::: Texto para leitura
A morte, embora inevitável, por que nos causa tanto pavor? Talvez porque seja um grande tabu, especialmente na cultura ocidental, onde a influência cristã moldou percepções sobre ela com profundos simbolismos.
A ideia de um salvador inocente que morreu na cruz pelos pecadores é frequentemente interpretada como um castigo, transformando a morte em uma apoteose. Contudo, é a mensagem que alguém deixa que o torna imortal.
Teologias à parte, nosso interesse aqui não é explorar o aspecto religioso da morte, mas refletir sobre ela sob uma perspectiva mais realista e positiva. Se acreditamos que a vida vai além da dimensão biológica, devemos enxergar a morte como algo que pode trazer um horizonte mais significativo.
Embora a ideia da morte como fim de uma existência seja chocante e desperte emoções intensas, do ponto de vista das ideias — ou do reino dos céus —, tudo pode ser mais claro. Como na canção dos Engenheiros do Hawaii: “E tudo ficou tão claro. O que era raro ficou comum. Como um dia depois do outro, como um dia, um dia comum.”
Recentemente, conheci uma perspectiva que me inspirou a escrever esta reflexão. Trata-se da ideia de que morremos três vezes ao longo da vida.
::::::
::: Dados fornecidos
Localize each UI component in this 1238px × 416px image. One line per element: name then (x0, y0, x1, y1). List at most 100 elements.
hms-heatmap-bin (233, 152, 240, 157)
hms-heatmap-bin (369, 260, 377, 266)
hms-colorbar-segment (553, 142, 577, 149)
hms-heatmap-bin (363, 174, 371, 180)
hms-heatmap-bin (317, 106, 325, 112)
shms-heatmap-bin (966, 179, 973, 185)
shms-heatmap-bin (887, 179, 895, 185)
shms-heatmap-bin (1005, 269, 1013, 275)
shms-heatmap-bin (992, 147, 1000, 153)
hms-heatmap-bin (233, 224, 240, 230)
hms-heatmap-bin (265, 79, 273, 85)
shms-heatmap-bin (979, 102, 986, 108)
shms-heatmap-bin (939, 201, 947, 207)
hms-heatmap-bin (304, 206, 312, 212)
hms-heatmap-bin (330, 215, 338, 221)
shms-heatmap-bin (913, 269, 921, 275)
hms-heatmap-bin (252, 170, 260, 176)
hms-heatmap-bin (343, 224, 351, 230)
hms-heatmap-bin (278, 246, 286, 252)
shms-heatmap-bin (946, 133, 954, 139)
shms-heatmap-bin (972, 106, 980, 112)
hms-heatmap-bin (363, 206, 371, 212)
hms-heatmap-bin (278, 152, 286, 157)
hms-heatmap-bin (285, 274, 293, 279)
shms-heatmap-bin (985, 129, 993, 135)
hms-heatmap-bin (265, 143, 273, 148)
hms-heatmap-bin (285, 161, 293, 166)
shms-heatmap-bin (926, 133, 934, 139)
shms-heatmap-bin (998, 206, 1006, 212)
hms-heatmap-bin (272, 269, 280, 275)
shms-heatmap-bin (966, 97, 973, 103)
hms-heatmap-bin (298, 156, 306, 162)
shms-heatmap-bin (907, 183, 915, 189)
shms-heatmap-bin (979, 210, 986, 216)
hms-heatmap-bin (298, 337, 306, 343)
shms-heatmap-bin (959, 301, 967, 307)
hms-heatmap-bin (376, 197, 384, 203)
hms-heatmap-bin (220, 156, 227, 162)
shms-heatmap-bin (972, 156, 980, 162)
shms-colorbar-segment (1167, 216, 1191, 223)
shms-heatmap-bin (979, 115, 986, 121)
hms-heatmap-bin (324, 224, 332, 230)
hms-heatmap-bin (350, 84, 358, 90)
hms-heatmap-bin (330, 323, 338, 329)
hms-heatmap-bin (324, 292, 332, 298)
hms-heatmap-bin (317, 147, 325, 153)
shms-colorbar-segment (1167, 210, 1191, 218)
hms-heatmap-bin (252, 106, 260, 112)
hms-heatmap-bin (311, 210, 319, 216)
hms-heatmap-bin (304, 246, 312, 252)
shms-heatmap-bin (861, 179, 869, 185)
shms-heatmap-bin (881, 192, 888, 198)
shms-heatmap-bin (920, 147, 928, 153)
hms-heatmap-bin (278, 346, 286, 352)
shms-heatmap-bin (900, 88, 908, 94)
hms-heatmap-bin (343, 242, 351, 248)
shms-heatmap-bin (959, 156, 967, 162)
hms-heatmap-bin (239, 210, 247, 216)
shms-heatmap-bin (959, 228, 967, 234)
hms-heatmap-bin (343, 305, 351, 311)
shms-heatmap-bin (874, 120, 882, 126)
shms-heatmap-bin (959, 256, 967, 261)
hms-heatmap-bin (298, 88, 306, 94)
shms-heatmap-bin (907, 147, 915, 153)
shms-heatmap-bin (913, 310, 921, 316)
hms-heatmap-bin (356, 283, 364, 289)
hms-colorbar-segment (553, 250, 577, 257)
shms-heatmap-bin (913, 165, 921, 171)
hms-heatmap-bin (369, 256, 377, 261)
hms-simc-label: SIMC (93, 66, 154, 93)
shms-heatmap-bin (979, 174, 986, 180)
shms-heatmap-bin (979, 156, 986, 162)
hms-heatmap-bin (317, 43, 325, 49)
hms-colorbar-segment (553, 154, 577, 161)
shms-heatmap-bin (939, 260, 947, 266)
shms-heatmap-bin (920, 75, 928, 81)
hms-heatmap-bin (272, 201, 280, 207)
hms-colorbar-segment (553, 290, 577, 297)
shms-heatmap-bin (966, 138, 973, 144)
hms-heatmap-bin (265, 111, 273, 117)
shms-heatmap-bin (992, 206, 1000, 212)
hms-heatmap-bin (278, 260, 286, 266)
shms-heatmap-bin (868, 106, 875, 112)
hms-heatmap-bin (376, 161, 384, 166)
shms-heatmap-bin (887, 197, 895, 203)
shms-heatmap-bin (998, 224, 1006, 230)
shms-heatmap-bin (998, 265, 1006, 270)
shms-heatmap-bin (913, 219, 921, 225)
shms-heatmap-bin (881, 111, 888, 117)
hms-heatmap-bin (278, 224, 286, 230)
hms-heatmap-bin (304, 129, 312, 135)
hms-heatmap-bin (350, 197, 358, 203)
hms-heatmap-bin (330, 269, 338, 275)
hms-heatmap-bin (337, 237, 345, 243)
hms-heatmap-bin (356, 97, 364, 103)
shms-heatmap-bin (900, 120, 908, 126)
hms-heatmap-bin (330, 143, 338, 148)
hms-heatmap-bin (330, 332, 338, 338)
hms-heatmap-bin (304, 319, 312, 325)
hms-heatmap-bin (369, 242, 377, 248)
::::::
Dê seguimento à reflexão sobre a morte a partir da última frase apresentada, mantendo o mesmo tom e a mesma linha de pensamento.

- A primeira morte ocorre quando perdemos a inocência — quando percebemos que o mundo não é como os contos de fadas.
- A segunda morte acontece quando abandonamos a ingenuidade e compreendemos que viver significa pagar o preço por nossas escolhas.
- A terceira morte é o fim físico, o momento final.
Essa visão faz todo o sentido quando refletimos sobre ela. Cada fase da vida nos oferece um mundo concebido segundo nosso grau de compreensão, e com cada morte, ganhamos uma nova perspectiva.
Por fim, suavizando o tema, podemos fazer uma analogia entre a vida e o ato de escrever, como disse Pablo Neruda: “Você começa com uma letra maiúscula e termina com um ponto final, e no meio você coloca ideias.”
Assim, nascemos, crescemos e nos desenvolvemos. Se formos capazes de reconhecer e compreender as duas primeiras mortes, estaremos mais preparados para enfrentar a última.